Saved entries:
>>

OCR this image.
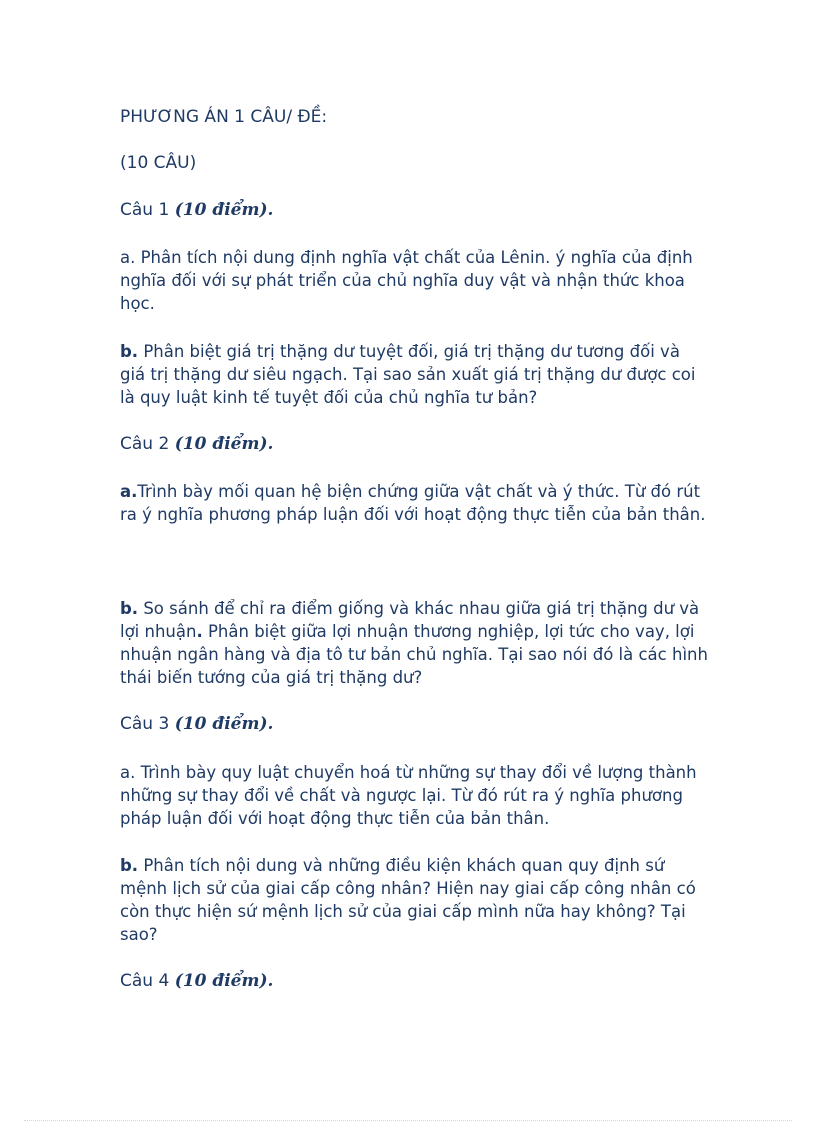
PHƯƠNG ÁN 1 CÂU/ ĐỀ:
(10 CÂU)
Câu 1 (10 điểm).
a. Phân tích nội dung định nghĩa vật chất của Lênin. ý nghĩa của định
nghĩa đối với sự phát triển của chủ nghĩa duy vật và nhận thức khoa
học.
b. Phân biệt giá trị thặng dư tuyệt đối, giá trị thặng dư tương đối và
giá trị thặng dư siêu ngạch. Tại sao sản xuất giá trị thặng dư được coi
là quy luật kinh tế tuyệt đối của chủ nghĩa tư bản?
Câu 2 (10 điểm).
a.Trình bày mối quan hệ biện chứng giữa vật chất và ý thức. Từ đó rút
ra ý nghĩa phương pháp luận đối với hoạt động thực tiễn của bản thân.
b. So sánh để chỉ ra điểm giống và khác nhau giữa giá trị thặng dư và
lợi nhuận. Phân biệt giữa lợi nhuận thương nghiệp, lợi tức cho vay, lợi
nhuận ngân hàng và địa tô tư bản chủ nghĩa. Tại sao nói đó là các hình
thái biến tướng của giá trị thặng dư?
Câu 3 (10 điểm).
a. Trình bày quy luật chuyển hoá từ những sự thay đổi về lượng thành
những sự thay đổi về chất và ngược lại. Từ đó rút ra ý nghĩa phương
pháp luận đối với hoạt động thực tiễn của bản thân.
b. Phân tích nội dung và những điều kiện khách quan quy định sứ
mệnh lịch sử của giai cấp công nhân? Hiện nay giai cấp công nhân có
còn thực hiện sứ mệnh lịch sử của giai cấp mình nữa hay không? Tại
sao?
Câu 4 (10 điểm).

<<

WHAT IS ASKED:
Repeat each entry exactly as given; no pictures belong in the copy.

ANSWER TO THIS TASK:
OCR this image.
PHƯƠNG ÁN 1 CÂU/ ĐỀ:
(10 CÂU)
Câu 1 (10 điểm).
a. Phân tích nội dung định nghĩa vật chất của Lênin. ý nghĩa của định
nghĩa đối với sự phát triển của chủ nghĩa duy vật và nhận thức khoa
học.
b. Phân biệt giá trị thặng dư tuyệt đối, giá trị thặng dư tương đối và
giá trị thặng dư siêu ngạch. Tại sao sản xuất giá trị thặng dư được coi
là quy luật kinh tế tuyệt đối của chủ nghĩa tư bản?
Câu 2 (10 điểm).
a.Trình bày mối quan hệ biện chứng giữa vật chất và ý thức. Từ đó rút
ra ý nghĩa phương pháp luận đối với hoạt động thực tiễn của bản thân.
b. So sánh để chỉ ra điểm giống và khác nhau giữa giá trị thặng dư và
lợi nhuận. Phân biệt giữa lợi nhuận thương nghiệp, lợi tức cho vay, lợi
nhuận ngân hàng và địa tô tư bản chủ nghĩa. Tại sao nói đó là các hình
thái biến tướng của giá trị thặng dư?
Câu 3 (10 điểm).
a. Trình bày quy luật chuyển hoá từ những sự thay đổi về lượng thành
những sự thay đổi về chất và ngược lại. Từ đó rút ra ý nghĩa phương
pháp luận đối với hoạt động thực tiễn của bản thân.
b. Phân tích nội dung và những điều kiện khách quan quy định sứ
mệnh lịch sử của giai cấp công nhân? Hiện nay giai cấp công nhân có
còn thực hiện sứ mệnh lịch sử của giai cấp mình nữa hay không? Tại
sao?
Câu 4 (10 điểm).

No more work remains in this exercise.